▶ **VORLIEGENDER TEXT**
"""
Alesia? Es gibt kein Alesia! Zumindest nicht, wenn man die alten Kämpen bei „Asterix und der Avernerschild“ fragt. Alesia ist der Ort der gallischen Niederlage des Arvernerhäuptlings Vercingetorix gegen Julius Cäsar. Danach galt Gallien offiziell als besiegt. Naja, fast ganz Gallien, Sie wissen schon. Aber von Alesia wollten Majestix, Alkoholix & Co. eben nichts mehr wissen. Wahrscheinlich hätte das gleiche Schicksal der Existenz-Verleumdung auch Belo Horizonte getroffen, nachdem am 8. Juli 2014 der Traum der Brasilianer vom WM-Titel hier jäh gestoppt wurde. 7:1 – oder im Stakkato-Stil: Müller, Klose, Kroos, Kroos, Khedira, Schürrle, Schürrle. Und Oscar dos Santos Emboaba Júnior – wobei Brasilien tatsächlich auch noch verloren hätte, wenn jeder Namensteil des Ehrentorschützen als ein Treffer gewertet worden wäre.
"""
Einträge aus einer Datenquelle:
"""
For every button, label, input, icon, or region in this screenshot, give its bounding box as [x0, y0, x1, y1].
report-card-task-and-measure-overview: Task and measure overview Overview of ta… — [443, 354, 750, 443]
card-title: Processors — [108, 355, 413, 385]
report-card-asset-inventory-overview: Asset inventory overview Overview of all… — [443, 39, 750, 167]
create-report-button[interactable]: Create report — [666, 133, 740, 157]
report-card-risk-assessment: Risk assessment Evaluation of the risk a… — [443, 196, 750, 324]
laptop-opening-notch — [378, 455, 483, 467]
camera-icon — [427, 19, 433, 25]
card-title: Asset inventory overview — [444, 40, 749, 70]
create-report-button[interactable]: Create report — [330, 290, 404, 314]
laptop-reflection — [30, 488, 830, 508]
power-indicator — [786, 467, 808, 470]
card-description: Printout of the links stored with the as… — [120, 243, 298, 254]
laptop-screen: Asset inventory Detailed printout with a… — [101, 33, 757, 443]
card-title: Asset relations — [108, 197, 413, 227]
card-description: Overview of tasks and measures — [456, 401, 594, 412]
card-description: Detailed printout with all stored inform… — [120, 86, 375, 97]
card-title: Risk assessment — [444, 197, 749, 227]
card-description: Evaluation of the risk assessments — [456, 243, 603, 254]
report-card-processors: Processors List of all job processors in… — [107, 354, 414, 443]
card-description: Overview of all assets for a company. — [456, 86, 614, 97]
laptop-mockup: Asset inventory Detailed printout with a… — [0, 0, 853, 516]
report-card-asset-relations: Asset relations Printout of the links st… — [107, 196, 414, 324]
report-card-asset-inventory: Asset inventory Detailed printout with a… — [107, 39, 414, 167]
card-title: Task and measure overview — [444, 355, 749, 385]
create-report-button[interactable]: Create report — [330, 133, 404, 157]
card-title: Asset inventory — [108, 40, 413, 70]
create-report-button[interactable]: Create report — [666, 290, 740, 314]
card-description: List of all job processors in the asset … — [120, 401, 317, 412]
"""
▶ **ARBEITSAUFTRAG 1**
An welchem Datum wurde laut dem Text über Alesia der Traum der Brasilianer vom WM-Titel in Belo Horizonte gestoppt?
▶ **ARBEITSAUFTRAG 2**
Fassen Sie bitte den Absatz „Alesia? Es gibt kein Alesia!“ aus dem Text über Alesia als kurze Liste zusammen und behalten Sie dabei die wichtigsten Fakten bei.
▶ **ARBEITSAUFTRAG 3**
Stimmen die folgenden Aussagen mit dem Text über Alesia überein? Antworten Sie jeweils mit Ja oder Nein und zitieren Sie die entscheidenden Worte des Textes.
(a) Alesia ist der Ort, an dem Vercingetorix gegen Julius Cäsar verlor.
(b) Nach der Niederlage in Alesia galt Gallien offiziell als besiegt.
(c) Majestix und Alkoholix wollten mehr über Alesia erfahren.
Die Einträge stammen aus einer anderen Quelle.

▶ **IHRE LÖSUNG 1**
Am 8. Juli 2014.

▶ **IHRE LÖSUNG 2**
- Laut den alten Kämpen in „Asterix und der Avernerschild“ gibt es kein Alesia.
- In Alesia unterlag der Arvernerhäuptling Vercingetorix Julius Cäsar. Danach galt Gallien offiziell als besiegt.
- Majestix, Alkoholix & Co. wollten von Alesia nichts mehr wissen.
- Ein ähnliches Schicksal hätte wohl Belo Horizonte getroffen, wo am 8. Juli 2014 der WM-Traum der Brasilianer endete.
- Das Ergebnis lautete 7:1. Die Torschützen waren Müller, Klose, Kroos (zweimal), Khedira und Schürrle (zweimal). Das Ehrentor erzielte Oscar dos Santos Emboaba Júnior.

▶ **IHRE LÖSUNG 3**
(a) Ja: „Alesia ist der Ort der gallischen Niederlage des Arvernerhäuptlings Vercingetorix gegen Julius Cäsar.“
(b) Ja: „Danach galt Gallien offiziell als besiegt.“
(c) Nein: „Aber von Alesia wollten Majestix, Alkoholix & Co. eben nichts mehr wissen.“